■ **Written exercise**
Records follow. Select each line holding "JSON".

Excerpts from a figure dataset
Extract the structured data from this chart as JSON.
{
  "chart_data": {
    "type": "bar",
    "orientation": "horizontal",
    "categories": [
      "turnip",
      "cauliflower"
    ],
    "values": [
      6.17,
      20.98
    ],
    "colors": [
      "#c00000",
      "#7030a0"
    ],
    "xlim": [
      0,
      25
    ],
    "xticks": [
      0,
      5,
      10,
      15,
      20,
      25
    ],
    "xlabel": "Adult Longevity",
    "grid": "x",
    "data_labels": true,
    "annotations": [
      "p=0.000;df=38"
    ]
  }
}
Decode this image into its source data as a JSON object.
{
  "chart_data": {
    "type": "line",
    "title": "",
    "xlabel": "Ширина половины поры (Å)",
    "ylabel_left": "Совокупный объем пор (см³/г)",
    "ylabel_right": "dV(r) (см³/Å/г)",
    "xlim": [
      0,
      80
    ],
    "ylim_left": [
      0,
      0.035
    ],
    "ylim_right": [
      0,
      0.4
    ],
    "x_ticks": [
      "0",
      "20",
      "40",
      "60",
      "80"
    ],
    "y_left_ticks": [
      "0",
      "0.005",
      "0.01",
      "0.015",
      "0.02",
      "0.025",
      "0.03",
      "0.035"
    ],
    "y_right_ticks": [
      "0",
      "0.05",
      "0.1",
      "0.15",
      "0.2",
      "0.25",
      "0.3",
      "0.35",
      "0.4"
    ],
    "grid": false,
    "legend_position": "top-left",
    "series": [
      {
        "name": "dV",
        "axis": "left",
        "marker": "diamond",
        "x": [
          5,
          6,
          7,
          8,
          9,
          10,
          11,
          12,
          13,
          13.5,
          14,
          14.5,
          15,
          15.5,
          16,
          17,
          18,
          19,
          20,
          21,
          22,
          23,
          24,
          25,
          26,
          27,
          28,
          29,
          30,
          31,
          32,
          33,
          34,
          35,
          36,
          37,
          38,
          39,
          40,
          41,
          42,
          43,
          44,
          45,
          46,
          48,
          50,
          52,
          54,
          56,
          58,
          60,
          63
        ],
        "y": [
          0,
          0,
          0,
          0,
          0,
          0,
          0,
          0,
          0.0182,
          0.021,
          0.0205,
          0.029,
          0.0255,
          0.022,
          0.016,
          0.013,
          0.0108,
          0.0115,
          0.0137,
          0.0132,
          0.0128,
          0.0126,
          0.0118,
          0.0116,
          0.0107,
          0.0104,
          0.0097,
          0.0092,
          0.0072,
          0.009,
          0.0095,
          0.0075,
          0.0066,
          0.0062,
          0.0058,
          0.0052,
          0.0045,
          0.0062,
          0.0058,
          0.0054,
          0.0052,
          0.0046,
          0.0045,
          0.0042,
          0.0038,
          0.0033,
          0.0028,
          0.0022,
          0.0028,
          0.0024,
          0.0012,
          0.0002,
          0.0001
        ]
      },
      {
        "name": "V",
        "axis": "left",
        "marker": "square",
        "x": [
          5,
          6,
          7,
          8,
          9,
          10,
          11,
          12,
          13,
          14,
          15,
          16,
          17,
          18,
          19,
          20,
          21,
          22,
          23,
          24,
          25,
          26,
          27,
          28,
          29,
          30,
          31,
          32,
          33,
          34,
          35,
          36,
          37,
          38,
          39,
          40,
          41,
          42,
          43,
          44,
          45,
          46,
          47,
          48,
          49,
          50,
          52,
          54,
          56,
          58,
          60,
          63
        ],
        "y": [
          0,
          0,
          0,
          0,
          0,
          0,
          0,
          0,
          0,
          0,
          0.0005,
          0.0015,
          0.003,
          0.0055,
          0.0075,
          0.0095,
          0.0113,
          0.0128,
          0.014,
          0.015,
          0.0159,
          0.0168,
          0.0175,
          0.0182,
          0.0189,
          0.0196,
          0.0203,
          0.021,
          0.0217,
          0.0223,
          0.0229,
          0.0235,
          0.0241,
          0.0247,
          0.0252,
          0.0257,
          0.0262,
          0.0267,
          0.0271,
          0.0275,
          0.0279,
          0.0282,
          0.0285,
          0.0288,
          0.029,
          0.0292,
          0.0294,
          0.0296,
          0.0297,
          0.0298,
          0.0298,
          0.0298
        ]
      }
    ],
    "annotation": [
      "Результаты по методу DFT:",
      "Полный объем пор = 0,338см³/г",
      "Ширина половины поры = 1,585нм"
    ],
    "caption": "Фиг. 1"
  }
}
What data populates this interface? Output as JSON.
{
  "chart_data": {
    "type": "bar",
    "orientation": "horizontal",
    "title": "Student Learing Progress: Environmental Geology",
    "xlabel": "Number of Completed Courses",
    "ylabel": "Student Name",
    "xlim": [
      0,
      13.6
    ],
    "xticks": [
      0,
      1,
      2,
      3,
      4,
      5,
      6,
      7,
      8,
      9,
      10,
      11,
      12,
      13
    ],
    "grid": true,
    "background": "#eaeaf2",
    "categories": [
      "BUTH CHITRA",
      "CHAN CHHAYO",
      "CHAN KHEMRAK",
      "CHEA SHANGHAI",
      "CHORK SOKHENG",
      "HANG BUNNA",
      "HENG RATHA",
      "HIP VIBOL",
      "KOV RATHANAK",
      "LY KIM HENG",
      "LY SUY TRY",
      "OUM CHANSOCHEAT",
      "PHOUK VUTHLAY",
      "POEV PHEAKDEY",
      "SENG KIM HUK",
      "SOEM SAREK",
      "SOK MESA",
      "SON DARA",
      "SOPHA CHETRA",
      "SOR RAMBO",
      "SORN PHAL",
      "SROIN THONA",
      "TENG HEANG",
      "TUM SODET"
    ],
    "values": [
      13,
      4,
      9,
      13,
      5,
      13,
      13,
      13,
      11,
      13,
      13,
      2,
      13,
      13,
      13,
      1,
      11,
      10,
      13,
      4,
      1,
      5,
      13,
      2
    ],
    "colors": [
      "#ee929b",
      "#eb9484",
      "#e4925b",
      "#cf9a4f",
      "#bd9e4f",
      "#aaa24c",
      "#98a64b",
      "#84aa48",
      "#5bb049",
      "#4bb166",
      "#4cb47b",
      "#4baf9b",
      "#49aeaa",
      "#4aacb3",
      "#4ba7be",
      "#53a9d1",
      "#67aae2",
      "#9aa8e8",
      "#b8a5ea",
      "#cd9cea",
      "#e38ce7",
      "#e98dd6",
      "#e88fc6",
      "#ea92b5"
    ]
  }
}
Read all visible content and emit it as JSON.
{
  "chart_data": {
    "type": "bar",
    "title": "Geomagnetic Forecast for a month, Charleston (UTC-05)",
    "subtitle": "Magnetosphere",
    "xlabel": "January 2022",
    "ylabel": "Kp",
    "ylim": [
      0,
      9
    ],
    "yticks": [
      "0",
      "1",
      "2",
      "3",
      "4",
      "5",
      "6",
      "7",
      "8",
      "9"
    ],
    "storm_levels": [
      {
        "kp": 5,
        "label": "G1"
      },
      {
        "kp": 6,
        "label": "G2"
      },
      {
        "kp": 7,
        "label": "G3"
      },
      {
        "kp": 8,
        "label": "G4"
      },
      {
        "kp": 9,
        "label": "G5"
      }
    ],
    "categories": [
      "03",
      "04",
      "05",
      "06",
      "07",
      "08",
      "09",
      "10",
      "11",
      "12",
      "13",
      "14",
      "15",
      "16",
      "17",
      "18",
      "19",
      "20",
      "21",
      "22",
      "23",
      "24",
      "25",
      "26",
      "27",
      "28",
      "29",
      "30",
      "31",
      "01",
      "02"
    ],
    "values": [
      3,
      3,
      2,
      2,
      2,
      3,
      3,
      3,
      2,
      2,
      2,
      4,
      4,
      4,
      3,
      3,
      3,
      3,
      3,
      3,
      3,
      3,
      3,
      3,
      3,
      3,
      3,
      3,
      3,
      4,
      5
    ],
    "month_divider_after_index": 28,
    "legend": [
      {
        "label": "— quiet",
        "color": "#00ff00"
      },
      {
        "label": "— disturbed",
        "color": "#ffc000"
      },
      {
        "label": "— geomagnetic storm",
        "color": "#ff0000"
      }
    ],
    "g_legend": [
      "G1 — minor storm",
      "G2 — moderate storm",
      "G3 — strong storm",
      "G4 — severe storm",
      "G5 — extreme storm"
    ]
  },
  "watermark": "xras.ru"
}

■ **Solution for this problem**
Extract the structured data from this chart as JSON.
Decode this image into its source data as a JSON object.
What data populates this interface? Output as JSON.
Read all visible content and emit it as JSON.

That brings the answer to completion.